→ Given instruction: Scan the lines below for the string "POTENCIAS" and copy every one that has it.

→ Available data:
::::

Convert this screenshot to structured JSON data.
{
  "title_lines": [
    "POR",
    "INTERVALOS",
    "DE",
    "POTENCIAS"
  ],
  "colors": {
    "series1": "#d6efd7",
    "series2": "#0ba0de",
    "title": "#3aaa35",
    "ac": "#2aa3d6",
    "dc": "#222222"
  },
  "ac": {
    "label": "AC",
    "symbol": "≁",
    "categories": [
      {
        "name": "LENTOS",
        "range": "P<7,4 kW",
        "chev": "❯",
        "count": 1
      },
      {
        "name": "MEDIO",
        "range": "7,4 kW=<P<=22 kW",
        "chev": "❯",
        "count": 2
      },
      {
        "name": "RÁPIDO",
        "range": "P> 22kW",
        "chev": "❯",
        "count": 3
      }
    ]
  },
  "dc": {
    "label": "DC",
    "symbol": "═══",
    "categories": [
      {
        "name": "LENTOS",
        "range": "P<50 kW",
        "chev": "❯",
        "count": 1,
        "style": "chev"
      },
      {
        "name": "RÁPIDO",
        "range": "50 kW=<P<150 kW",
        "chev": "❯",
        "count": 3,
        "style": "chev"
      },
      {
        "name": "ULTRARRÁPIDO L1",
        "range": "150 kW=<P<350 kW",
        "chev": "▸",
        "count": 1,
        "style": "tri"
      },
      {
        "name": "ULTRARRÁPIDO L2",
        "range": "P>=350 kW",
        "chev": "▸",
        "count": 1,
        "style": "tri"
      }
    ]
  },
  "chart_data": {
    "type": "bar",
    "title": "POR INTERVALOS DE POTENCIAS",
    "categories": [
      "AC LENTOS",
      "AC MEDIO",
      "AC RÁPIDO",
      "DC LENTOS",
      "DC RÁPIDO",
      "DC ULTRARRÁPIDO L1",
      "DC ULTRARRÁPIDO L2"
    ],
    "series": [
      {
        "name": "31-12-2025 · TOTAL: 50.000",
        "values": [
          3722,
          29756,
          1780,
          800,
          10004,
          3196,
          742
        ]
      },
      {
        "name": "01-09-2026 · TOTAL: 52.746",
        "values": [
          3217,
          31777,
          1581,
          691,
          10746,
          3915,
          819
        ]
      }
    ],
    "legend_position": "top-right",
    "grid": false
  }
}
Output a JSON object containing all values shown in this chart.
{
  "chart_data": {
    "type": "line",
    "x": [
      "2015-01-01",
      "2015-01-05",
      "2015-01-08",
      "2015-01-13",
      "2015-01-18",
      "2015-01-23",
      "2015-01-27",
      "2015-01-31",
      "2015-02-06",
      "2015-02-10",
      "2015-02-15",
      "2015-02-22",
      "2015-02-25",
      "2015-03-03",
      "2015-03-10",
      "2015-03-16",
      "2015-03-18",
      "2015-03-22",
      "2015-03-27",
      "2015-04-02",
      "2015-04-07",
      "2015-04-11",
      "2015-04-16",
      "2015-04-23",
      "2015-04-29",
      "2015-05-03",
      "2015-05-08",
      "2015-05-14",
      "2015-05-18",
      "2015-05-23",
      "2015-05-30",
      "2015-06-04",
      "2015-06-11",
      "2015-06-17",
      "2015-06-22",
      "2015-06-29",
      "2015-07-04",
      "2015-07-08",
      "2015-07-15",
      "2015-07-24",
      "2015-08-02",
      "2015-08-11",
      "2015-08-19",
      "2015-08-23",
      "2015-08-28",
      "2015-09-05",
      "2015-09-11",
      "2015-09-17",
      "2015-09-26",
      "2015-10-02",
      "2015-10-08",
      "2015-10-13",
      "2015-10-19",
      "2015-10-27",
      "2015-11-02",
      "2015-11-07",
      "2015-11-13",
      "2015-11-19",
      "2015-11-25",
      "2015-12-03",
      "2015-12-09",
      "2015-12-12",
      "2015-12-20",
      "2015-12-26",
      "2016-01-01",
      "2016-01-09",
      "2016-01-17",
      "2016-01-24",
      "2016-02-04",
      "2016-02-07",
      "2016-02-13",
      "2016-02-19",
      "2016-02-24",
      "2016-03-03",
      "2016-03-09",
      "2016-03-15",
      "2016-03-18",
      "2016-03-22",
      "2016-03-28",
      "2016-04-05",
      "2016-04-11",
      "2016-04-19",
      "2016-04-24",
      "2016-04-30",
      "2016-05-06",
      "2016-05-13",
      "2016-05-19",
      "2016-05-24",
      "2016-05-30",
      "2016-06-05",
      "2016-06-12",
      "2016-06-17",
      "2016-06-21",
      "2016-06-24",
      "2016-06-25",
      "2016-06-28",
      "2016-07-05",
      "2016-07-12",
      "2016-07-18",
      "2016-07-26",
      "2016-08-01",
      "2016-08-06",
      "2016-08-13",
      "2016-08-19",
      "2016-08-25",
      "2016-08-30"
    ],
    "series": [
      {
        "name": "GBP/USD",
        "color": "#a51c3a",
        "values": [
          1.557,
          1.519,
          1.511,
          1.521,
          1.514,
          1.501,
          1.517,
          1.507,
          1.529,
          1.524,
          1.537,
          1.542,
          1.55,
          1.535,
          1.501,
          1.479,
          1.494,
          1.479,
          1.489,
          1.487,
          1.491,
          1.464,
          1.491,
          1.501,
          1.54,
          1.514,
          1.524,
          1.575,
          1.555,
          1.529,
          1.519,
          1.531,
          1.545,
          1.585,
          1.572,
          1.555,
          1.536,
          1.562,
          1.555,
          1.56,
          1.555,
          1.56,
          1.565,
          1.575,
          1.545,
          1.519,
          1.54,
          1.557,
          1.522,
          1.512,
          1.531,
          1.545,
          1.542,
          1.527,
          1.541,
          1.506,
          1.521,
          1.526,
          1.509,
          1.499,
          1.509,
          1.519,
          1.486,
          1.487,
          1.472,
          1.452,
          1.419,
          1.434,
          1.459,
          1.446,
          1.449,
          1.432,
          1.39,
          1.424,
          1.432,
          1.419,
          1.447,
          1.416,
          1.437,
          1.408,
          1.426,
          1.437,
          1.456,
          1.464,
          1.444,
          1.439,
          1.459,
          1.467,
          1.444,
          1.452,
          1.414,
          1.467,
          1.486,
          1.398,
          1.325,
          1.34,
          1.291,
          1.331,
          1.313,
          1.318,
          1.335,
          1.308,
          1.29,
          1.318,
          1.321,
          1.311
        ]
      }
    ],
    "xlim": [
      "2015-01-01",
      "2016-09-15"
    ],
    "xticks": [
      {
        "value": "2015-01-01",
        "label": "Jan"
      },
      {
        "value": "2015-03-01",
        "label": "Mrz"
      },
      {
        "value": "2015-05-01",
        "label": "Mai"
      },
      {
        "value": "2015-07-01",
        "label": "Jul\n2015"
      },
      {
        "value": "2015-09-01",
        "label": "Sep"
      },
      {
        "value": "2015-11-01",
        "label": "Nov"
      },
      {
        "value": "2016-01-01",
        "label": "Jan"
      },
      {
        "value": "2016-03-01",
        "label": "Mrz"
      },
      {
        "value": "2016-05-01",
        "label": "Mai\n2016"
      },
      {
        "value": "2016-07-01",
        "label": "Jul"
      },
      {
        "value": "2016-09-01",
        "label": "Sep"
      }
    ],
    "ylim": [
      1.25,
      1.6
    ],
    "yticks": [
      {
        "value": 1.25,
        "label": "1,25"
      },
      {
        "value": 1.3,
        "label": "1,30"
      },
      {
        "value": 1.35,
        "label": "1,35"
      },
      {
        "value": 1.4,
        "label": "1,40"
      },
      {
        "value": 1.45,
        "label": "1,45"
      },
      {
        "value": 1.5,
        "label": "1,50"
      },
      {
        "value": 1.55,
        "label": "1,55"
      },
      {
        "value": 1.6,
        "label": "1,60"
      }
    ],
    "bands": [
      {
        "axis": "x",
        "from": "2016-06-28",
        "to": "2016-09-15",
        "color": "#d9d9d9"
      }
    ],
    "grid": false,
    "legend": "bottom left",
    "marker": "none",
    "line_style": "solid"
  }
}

::::

→ The completed task:
    "POTENCIAS"
    "title": "POR INTERVALOS DE POTENCIAS",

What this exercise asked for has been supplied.